:: Exercise inputs

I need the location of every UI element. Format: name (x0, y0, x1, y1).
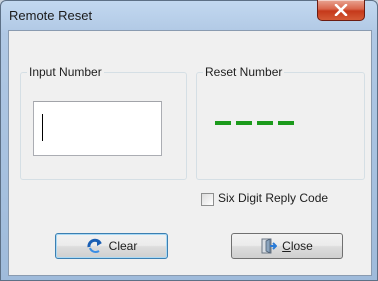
text-caret (42, 114, 43, 141)
six-digit-checkbox[interactable] (201, 193, 214, 206)
reset-number-group: Reset Number (196, 65, 365, 180)
six-digit-checkbox-label[interactable]: Six Digit Reply Code (218, 191, 328, 205)
close-button-label: Close (282, 239, 313, 253)
code-digit-placeholder (236, 121, 252, 125)
window-title: Remote Reset (9, 8, 93, 23)
close-button[interactable]: Close (231, 233, 343, 259)
clear-button-label: Clear (108, 239, 138, 253)
clear-button[interactable]: Clear (55, 233, 168, 259)
exit-door-icon (261, 238, 278, 254)
code-digit-placeholder (257, 121, 273, 125)
code-digit-placeholder (215, 121, 231, 125)
window-close-button[interactable] (317, 0, 365, 21)
input-number-field[interactable] (33, 101, 162, 156)
refresh-icon (87, 238, 102, 254)
close-x-icon (334, 4, 348, 16)
input-number-label: Input Number (27, 65, 104, 79)
code-digit-placeholder (278, 121, 294, 125)
remote-reset-window: Remote Reset Input Number Reset Number S… (0, 0, 378, 281)
reset-number-label: Reset Number (203, 65, 285, 79)
dialog-body: Input Number Reset Number Six Digit Repl… (8, 30, 372, 276)
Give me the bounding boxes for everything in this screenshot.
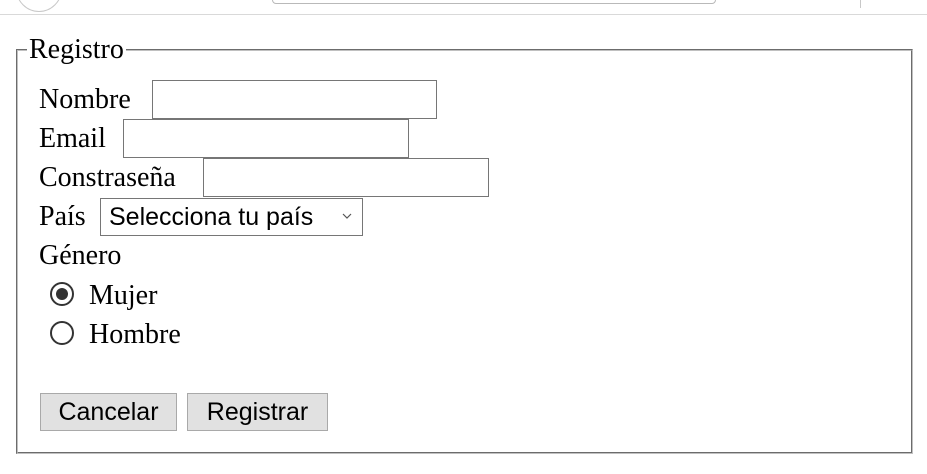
email-input[interactable] [123, 119, 409, 158]
genero-label: Género [39, 240, 122, 271]
radio-mujer[interactable] [50, 282, 74, 306]
nombre-input[interactable] [152, 80, 437, 119]
nombre-label: Nombre [39, 84, 131, 115]
registration-fieldset: Registro [16, 36, 913, 454]
radio-checked-icon [56, 288, 68, 300]
toolbar-divider [860, 0, 861, 8]
register-button[interactable]: Registrar [187, 393, 328, 431]
browser-address-bar[interactable] [272, 0, 716, 4]
pais-select-value: Selecciona tu país [109, 203, 314, 231]
pais-select[interactable]: Selecciona tu país [100, 198, 363, 236]
radio-mujer-label[interactable]: Mujer [89, 280, 157, 312]
email-label: Email [39, 123, 106, 154]
fieldset-legend: Registro [29, 34, 124, 65]
browser-toolbar [0, 0, 927, 15]
radio-hombre-label[interactable]: Hombre [89, 319, 181, 351]
chevron-down-icon [342, 213, 352, 219]
radio-hombre[interactable] [50, 321, 74, 345]
pais-label: País [39, 201, 86, 232]
password-input[interactable] [203, 158, 489, 197]
cancel-button[interactable]: Cancelar [40, 393, 177, 431]
browser-back-button[interactable] [16, 0, 62, 12]
password-label: Constraseña [39, 162, 176, 193]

::::

_Problem requirements:_ Print all of the material above line for line without changing anything, and leave out the pictures.

_Solution to this task:_
I need the location of every UI element. Format: name (x0, y0, x1, y1).
text-caret (42, 114, 43, 141)
six-digit-checkbox[interactable] (201, 193, 214, 206)
reset-number-group: Reset Number (196, 65, 365, 180)
six-digit-checkbox-label[interactable]: Six Digit Reply Code (218, 191, 328, 205)
close-button-label: Close (282, 239, 313, 253)
code-digit-placeholder (236, 121, 252, 125)
window-title: Remote Reset (9, 8, 93, 23)
close-button[interactable]: Close (231, 233, 343, 259)
clear-button-label: Clear (108, 239, 138, 253)
clear-button[interactable]: Clear (55, 233, 168, 259)
exit-door-icon (261, 238, 278, 254)
code-digit-placeholder (257, 121, 273, 125)
code-digit-placeholder (215, 121, 231, 125)
window-close-button[interactable] (317, 0, 365, 21)
input-number-field[interactable] (33, 101, 162, 156)
refresh-icon (87, 238, 102, 254)
close-x-icon (334, 4, 348, 16)
input-number-label: Input Number (27, 65, 104, 79)
code-digit-placeholder (278, 121, 294, 125)
remote-reset-window: Remote Reset Input Number Reset Number S… (0, 0, 378, 281)
reset-number-label: Reset Number (203, 65, 285, 79)
dialog-body: Input Number Reset Number Six Digit Repl… (8, 30, 372, 276)
Give me the bounding boxes for everything in this screenshot.
email-input[interactable] [123, 119, 409, 158]
genero-label: Género [39, 240, 122, 271]
radio-mujer[interactable] [50, 282, 74, 306]
nombre-input[interactable] [152, 80, 437, 119]
nombre-label: Nombre [39, 84, 131, 115]
registration-fieldset: Registro [16, 36, 913, 454]
radio-checked-icon [56, 288, 68, 300]
toolbar-divider [860, 0, 861, 8]
register-button[interactable]: Registrar [187, 393, 328, 431]
browser-address-bar[interactable] [272, 0, 716, 4]
pais-select-value: Selecciona tu país [109, 203, 314, 231]
pais-select[interactable]: Selecciona tu país [100, 198, 363, 236]
radio-mujer-label[interactable]: Mujer [89, 280, 157, 312]
email-label: Email [39, 123, 106, 154]
fieldset-legend: Registro [29, 34, 124, 65]
browser-toolbar [0, 0, 927, 15]
radio-hombre-label[interactable]: Hombre [89, 319, 181, 351]
chevron-down-icon [342, 213, 352, 219]
radio-hombre[interactable] [50, 321, 74, 345]
pais-label: País [39, 201, 86, 232]
password-input[interactable] [203, 158, 489, 197]
cancel-button[interactable]: Cancelar [40, 393, 177, 431]
browser-back-button[interactable] [16, 0, 62, 12]
password-label: Constraseña [39, 162, 176, 193]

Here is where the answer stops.